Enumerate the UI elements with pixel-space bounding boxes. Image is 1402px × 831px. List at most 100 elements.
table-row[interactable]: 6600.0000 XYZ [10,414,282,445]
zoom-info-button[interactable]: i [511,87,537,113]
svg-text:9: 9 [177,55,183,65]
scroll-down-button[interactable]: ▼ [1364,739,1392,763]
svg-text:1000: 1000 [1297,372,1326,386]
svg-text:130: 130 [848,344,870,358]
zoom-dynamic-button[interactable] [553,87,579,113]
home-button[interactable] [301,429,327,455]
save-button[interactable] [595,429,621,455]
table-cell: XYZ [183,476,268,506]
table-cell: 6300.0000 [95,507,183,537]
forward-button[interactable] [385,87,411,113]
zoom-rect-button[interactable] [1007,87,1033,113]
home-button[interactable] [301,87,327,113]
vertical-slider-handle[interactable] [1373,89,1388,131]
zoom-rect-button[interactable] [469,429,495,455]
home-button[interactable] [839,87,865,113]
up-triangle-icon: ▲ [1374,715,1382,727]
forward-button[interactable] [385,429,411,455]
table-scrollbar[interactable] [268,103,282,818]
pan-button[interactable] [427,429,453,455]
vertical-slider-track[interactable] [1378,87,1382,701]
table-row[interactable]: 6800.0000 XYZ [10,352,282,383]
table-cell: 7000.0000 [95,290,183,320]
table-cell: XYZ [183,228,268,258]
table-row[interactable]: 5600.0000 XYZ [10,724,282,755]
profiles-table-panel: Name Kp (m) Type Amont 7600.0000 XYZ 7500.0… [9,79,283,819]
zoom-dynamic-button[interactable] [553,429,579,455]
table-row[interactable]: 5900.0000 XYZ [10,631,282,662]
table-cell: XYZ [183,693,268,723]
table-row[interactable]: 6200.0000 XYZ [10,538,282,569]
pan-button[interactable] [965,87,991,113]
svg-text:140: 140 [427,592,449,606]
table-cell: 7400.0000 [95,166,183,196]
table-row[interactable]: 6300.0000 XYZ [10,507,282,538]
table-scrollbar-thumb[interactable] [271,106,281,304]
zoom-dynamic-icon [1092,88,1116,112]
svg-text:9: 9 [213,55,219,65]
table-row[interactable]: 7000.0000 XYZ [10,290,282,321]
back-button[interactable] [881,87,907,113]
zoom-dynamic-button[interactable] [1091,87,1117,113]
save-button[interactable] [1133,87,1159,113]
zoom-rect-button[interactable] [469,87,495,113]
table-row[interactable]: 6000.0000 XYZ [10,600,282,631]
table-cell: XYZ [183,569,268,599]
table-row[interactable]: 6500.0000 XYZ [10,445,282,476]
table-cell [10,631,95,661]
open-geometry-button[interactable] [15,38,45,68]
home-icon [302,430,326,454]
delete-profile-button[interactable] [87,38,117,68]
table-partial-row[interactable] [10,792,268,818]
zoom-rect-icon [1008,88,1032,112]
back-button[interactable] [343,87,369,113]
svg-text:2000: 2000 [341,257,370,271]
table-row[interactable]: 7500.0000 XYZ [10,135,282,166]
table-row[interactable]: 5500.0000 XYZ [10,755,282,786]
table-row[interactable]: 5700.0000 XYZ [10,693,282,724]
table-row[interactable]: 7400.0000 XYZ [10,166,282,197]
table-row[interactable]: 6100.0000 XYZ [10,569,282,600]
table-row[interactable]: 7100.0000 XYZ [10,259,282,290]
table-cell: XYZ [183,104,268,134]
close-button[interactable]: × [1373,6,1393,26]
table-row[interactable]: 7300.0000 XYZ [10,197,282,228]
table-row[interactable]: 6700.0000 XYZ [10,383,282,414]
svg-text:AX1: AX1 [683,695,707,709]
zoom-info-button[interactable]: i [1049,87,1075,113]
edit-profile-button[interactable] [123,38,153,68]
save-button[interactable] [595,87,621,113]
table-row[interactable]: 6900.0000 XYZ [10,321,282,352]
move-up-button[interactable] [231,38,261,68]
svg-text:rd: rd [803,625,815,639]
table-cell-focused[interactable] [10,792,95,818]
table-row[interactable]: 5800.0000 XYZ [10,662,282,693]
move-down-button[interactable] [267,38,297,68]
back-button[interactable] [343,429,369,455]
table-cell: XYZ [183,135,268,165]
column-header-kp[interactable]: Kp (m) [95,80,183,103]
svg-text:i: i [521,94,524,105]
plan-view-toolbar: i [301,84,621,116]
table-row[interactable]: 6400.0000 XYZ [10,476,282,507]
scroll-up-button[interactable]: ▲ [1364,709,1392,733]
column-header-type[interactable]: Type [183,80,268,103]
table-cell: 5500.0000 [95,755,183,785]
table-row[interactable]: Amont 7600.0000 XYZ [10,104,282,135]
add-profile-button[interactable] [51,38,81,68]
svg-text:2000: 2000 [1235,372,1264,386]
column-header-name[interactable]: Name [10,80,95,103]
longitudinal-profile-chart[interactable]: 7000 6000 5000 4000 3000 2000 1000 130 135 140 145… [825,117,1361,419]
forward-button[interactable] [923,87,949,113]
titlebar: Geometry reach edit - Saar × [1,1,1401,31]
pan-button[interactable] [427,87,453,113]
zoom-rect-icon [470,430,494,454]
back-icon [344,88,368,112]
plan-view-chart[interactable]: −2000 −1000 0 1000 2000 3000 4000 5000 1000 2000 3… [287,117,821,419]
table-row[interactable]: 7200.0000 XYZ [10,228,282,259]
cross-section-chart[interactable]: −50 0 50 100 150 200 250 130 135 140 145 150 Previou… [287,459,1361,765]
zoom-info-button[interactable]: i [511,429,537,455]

* _AIM OF THE TASK_:
Gather every line of the entries that contains the string "chart" and copy each one in full.

* _WRITTEN ANSWER_:
longitudinal-profile-chart[interactable]: 7000 6000 5000 4000 3000 2000 1000 130 135 140 145… [825,117,1361,419]
plan-view-chart[interactable]: −2000 −1000 0 1000 2000 3000 4000 5000 1000 2000 3… [287,117,821,419]
cross-section-chart[interactable]: −50 0 50 100 150 200 250 130 135 140 145 150 Previou… [287,459,1361,765]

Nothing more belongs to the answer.